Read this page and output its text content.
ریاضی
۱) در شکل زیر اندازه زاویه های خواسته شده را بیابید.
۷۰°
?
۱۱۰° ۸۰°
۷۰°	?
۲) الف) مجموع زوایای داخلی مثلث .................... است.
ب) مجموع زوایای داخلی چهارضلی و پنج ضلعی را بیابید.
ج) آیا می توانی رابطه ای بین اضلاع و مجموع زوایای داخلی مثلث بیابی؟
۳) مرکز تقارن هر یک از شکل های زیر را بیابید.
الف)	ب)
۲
-*-*-
DIRECTIONS FOR THIS TASK
Select and copy every line of the material that holds the string "مثلث".

WRITTEN ANSWER
۲) الف) مجموع زوایای داخلی مثلث .................... است.
ج) آیا می توانی رابطه ای بین اضلاع و مجموع زوایای داخلی مثلث بیابی؟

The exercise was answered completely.